Select every line containing the word "https" from the material, and copy those lines.

↓

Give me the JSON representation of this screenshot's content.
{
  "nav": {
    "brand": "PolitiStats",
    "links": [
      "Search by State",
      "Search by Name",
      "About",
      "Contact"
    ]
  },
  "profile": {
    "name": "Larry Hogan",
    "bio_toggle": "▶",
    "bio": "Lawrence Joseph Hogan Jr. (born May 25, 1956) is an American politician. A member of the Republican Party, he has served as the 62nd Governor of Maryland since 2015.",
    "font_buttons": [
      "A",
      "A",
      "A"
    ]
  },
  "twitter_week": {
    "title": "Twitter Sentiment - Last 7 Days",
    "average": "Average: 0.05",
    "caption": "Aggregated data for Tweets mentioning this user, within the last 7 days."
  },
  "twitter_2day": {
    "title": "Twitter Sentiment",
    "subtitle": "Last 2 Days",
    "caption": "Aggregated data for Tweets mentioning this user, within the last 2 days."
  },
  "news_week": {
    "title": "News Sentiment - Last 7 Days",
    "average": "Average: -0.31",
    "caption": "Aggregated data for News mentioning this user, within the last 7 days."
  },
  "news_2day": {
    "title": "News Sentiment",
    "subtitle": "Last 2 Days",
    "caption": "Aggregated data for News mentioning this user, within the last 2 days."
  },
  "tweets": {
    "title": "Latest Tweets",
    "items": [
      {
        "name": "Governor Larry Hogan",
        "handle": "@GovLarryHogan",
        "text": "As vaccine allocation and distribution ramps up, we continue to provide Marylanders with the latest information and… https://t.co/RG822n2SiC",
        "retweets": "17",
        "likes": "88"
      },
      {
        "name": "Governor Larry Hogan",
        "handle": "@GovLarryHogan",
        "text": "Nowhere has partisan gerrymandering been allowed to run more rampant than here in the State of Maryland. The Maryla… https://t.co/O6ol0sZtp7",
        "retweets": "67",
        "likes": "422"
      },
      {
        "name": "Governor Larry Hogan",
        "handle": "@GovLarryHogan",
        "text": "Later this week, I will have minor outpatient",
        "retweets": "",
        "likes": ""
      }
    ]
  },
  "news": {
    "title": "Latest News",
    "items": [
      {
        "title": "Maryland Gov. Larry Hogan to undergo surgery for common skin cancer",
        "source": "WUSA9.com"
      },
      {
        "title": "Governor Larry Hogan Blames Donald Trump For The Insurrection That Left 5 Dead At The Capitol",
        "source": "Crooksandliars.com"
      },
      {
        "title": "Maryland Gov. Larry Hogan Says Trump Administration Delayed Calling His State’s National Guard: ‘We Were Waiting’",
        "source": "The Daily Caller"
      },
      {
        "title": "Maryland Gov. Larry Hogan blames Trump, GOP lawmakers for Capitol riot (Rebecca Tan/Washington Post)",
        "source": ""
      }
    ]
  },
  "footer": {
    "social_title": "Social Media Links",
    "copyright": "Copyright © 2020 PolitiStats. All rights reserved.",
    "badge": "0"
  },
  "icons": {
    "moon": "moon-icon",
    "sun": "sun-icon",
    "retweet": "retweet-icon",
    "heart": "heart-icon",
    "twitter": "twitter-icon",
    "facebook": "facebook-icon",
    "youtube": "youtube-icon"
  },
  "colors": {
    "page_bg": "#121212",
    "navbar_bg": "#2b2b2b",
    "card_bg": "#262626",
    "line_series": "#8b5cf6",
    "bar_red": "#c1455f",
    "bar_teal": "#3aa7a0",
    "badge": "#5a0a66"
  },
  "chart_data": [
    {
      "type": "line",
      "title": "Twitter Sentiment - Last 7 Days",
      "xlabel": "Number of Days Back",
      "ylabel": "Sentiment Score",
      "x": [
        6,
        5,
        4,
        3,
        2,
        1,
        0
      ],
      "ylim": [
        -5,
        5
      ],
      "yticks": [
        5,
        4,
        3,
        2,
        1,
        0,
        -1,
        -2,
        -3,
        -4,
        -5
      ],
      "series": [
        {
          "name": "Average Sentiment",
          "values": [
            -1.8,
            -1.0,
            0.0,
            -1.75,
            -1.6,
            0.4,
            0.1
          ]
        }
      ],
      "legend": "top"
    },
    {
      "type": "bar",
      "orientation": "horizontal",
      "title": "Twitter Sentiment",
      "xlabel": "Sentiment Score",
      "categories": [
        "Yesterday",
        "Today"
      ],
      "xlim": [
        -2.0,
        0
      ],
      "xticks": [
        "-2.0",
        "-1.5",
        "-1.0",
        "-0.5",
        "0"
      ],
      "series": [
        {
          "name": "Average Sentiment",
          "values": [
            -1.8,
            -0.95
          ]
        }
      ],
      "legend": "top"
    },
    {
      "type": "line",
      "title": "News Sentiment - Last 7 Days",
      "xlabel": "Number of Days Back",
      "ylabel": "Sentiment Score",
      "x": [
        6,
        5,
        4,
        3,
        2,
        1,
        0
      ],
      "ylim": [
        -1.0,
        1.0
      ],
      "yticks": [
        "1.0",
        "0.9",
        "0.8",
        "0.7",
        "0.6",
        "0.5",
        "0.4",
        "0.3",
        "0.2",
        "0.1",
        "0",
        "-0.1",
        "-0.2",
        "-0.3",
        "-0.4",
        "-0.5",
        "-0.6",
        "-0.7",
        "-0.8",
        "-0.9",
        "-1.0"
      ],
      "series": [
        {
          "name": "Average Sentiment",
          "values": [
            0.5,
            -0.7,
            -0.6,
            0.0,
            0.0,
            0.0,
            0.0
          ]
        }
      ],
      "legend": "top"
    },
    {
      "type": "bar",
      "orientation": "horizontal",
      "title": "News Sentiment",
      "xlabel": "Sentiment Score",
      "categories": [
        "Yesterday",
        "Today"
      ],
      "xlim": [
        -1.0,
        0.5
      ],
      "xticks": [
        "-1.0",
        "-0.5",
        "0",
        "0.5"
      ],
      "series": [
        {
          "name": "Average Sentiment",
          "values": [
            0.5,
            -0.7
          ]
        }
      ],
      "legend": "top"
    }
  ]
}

↑

**Reply**
        "text": "As vaccine allocation and distribution ramps up, we continue to provide Marylanders with the latest information and… https://t.co/RG822n2SiC",
        "text": "Nowhere has partisan gerrymandering been allowed to run more rampant than here in the State of Maryland. The Maryla… https://t.co/O6ol0sZtp7",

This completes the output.